(Figure record listings)
****************
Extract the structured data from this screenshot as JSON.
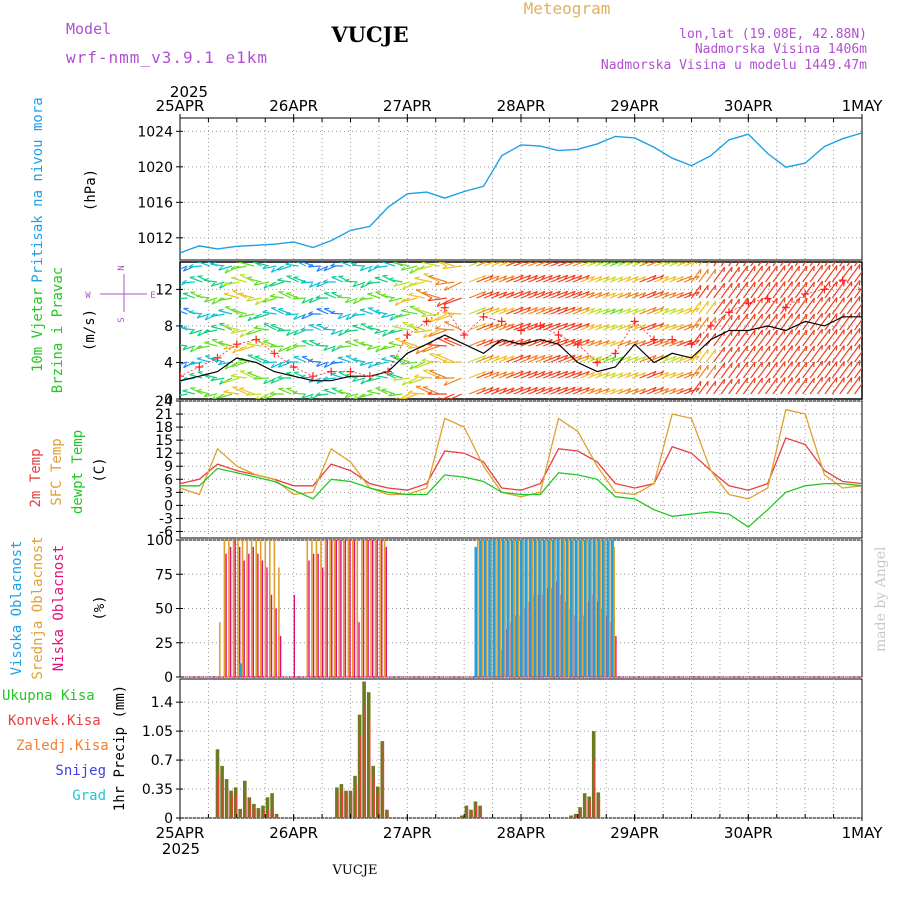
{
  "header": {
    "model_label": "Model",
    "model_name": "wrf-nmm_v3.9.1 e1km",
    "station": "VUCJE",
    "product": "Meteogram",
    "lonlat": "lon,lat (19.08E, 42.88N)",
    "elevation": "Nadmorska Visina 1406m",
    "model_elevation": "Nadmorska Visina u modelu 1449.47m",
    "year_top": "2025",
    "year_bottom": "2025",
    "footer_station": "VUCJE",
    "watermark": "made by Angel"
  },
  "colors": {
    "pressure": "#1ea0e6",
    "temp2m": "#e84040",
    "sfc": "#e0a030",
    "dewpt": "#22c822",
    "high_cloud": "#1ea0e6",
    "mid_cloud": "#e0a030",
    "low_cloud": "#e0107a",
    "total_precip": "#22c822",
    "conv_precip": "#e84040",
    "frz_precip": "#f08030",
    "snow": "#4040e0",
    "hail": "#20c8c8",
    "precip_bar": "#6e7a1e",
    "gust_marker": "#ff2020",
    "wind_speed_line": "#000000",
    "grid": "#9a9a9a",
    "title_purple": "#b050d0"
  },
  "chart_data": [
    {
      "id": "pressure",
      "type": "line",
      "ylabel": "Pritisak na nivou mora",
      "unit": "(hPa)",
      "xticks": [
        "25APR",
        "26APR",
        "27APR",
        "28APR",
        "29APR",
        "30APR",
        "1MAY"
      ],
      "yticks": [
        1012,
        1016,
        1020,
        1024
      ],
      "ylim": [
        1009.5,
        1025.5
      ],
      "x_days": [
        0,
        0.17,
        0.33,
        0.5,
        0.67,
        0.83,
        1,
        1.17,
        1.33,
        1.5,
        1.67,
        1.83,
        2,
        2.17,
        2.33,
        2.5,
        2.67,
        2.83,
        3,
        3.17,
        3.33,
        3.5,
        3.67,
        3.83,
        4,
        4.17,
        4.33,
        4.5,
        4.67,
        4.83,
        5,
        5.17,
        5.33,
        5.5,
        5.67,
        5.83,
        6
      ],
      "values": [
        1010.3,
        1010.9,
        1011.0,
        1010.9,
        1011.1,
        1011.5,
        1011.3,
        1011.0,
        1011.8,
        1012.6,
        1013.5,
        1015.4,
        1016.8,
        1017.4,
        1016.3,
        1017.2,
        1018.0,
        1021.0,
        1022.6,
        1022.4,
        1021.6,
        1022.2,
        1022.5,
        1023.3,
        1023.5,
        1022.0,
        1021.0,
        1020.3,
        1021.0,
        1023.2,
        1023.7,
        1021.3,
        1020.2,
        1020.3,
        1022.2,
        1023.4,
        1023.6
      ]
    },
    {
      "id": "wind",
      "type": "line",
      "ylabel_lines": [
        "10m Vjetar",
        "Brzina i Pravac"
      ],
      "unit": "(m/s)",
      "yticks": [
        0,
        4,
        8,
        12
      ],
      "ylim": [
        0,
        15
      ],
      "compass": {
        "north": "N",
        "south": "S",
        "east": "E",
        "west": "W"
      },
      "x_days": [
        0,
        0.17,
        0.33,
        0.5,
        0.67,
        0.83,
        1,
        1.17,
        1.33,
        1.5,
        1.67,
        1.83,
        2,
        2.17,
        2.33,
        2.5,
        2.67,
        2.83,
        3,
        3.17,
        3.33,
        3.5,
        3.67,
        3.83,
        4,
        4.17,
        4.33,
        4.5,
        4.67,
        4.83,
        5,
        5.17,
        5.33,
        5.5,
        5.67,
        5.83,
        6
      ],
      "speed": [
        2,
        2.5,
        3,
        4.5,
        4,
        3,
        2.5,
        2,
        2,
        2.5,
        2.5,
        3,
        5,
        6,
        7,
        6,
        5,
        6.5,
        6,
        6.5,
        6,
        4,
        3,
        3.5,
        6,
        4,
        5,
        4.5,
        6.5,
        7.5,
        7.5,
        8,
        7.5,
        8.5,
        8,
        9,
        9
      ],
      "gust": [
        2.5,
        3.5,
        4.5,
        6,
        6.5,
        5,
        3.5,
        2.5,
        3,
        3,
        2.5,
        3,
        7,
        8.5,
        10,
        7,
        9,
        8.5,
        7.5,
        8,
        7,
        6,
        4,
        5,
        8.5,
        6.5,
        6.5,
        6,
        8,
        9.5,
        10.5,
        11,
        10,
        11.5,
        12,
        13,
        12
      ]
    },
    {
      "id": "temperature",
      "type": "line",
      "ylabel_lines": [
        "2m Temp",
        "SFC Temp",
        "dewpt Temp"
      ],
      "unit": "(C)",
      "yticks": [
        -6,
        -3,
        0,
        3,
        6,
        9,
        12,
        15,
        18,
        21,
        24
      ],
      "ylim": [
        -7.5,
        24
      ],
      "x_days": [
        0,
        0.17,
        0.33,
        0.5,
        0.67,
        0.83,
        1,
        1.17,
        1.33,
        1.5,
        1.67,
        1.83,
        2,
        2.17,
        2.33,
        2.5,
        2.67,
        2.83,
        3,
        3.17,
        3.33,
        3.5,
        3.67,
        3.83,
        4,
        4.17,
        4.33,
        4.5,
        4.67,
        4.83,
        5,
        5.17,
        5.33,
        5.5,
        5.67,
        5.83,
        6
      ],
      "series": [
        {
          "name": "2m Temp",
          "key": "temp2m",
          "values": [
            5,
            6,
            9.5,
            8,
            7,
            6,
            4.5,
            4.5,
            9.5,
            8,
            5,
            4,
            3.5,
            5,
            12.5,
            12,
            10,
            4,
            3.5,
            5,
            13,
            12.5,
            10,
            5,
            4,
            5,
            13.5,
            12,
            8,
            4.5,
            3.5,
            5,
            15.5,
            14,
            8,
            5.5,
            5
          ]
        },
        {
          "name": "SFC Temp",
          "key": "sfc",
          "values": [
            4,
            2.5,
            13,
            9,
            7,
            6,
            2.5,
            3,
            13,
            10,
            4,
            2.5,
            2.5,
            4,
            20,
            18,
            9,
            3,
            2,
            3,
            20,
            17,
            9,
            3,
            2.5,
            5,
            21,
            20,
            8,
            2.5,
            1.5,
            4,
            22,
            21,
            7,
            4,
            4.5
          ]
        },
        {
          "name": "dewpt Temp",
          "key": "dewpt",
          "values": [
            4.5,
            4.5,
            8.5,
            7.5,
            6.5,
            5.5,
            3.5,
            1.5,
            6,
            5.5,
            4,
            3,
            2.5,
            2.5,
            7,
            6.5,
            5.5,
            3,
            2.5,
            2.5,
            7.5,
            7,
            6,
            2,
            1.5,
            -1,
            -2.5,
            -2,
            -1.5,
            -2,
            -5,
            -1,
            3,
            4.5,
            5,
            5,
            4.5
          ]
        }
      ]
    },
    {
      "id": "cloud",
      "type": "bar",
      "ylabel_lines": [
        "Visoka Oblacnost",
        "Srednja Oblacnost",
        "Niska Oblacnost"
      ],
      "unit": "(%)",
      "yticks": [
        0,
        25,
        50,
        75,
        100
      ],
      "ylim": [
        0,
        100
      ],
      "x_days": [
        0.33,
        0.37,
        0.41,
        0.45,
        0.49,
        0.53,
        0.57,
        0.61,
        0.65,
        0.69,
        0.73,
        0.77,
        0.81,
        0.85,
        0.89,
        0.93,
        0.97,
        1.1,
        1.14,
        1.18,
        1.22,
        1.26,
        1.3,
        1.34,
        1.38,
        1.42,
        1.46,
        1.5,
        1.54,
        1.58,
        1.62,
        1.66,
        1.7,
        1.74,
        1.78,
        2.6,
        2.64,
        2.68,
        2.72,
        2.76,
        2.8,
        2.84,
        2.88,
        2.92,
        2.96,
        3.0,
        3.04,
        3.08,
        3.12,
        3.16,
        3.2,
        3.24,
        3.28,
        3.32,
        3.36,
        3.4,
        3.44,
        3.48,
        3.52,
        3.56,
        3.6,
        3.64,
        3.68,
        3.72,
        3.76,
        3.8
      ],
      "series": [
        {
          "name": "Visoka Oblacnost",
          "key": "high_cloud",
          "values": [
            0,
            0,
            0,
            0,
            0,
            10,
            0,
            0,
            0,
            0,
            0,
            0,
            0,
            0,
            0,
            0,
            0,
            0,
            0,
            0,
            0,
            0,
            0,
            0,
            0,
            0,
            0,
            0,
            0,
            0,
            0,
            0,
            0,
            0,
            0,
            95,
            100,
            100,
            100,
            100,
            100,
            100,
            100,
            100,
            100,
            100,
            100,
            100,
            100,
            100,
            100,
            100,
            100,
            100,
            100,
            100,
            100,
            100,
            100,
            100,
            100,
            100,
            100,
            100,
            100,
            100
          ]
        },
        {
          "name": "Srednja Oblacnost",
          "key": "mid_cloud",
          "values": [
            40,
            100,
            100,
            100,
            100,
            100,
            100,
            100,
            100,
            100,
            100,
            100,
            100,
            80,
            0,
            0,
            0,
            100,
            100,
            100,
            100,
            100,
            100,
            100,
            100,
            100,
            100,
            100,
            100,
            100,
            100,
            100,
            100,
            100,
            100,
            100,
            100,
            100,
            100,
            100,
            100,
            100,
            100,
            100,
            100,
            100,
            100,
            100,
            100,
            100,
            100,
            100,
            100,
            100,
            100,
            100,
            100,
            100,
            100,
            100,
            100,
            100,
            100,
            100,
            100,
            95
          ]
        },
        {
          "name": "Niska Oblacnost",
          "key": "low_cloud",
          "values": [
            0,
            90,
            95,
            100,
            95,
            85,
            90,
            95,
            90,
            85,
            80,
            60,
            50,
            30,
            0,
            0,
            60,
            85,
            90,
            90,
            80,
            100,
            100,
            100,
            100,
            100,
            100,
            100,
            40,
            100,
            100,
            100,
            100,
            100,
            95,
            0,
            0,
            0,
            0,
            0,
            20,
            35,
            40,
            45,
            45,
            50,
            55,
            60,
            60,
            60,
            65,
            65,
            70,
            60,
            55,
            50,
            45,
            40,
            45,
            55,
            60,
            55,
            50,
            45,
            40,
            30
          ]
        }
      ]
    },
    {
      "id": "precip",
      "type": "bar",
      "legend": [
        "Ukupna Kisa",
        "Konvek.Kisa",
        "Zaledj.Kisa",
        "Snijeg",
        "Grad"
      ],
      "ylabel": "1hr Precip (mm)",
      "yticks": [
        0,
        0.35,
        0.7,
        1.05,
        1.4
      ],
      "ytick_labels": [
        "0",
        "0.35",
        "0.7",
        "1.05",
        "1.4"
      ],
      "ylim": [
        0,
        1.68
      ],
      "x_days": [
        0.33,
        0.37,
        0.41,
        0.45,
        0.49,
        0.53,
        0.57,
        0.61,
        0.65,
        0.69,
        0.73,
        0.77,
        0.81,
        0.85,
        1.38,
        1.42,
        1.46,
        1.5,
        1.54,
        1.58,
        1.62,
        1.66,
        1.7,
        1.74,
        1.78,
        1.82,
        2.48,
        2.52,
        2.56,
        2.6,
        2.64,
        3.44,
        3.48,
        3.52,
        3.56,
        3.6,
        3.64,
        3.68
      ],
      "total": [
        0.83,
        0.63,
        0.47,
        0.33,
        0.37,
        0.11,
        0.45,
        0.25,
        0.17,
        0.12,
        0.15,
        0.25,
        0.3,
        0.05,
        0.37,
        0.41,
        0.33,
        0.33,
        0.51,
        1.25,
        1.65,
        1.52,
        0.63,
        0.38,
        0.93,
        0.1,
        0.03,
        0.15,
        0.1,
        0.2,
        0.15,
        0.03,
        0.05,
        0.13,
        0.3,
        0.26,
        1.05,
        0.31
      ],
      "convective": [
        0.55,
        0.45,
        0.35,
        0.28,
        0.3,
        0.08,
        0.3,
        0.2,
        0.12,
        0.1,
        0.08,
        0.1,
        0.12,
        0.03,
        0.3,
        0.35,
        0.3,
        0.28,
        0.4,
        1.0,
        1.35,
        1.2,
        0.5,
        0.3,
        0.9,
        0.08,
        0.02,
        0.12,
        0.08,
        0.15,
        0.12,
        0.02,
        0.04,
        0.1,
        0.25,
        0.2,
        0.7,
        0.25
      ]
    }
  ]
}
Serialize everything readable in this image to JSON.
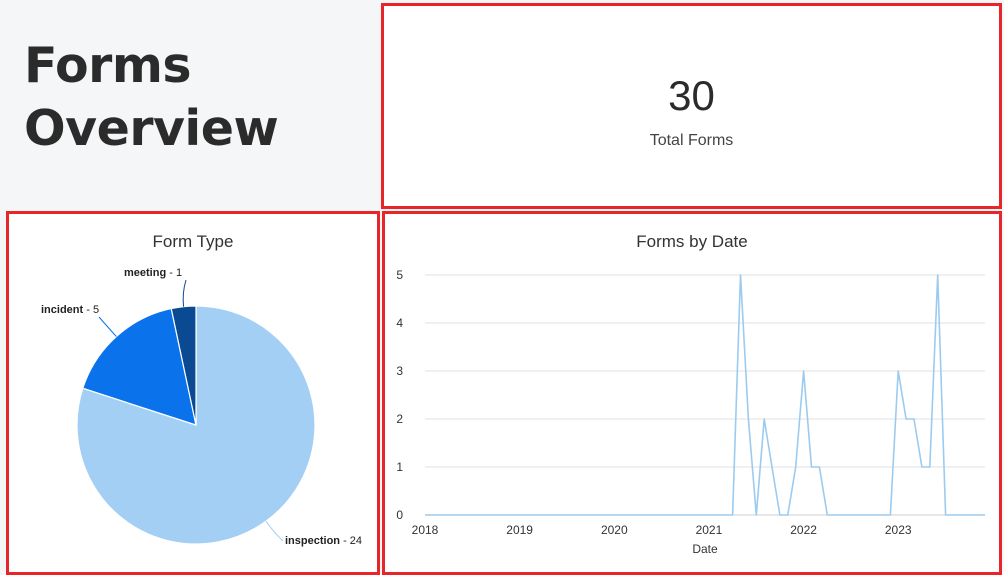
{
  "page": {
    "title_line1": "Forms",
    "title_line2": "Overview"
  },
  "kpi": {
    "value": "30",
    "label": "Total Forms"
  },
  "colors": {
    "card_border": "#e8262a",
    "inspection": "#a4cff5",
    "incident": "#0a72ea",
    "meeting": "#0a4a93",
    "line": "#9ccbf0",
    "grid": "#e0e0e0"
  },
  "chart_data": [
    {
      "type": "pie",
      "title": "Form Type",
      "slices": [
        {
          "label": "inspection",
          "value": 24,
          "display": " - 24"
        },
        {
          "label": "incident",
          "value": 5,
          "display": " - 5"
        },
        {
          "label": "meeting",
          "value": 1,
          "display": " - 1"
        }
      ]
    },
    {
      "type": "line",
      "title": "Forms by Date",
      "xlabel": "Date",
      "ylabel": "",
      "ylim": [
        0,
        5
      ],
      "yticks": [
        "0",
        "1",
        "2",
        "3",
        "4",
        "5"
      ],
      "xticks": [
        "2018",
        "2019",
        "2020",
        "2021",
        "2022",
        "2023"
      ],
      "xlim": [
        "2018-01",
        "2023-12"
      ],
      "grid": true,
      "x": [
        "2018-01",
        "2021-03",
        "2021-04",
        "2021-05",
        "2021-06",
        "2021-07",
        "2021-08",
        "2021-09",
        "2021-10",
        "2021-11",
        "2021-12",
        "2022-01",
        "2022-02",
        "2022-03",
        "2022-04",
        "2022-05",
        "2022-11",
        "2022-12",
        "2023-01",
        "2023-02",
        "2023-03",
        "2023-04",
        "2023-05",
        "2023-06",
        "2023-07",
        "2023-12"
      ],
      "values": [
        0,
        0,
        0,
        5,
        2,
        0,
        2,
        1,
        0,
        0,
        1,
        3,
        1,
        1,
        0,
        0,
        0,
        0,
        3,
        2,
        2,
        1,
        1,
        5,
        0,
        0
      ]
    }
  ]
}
****************
● Required task
Copy each line from the records above that includes the string "Kisa".

● Reply
        "Ukupna Kisa",
        "Konvek.Kisa",
        "Zaledj.Kisa",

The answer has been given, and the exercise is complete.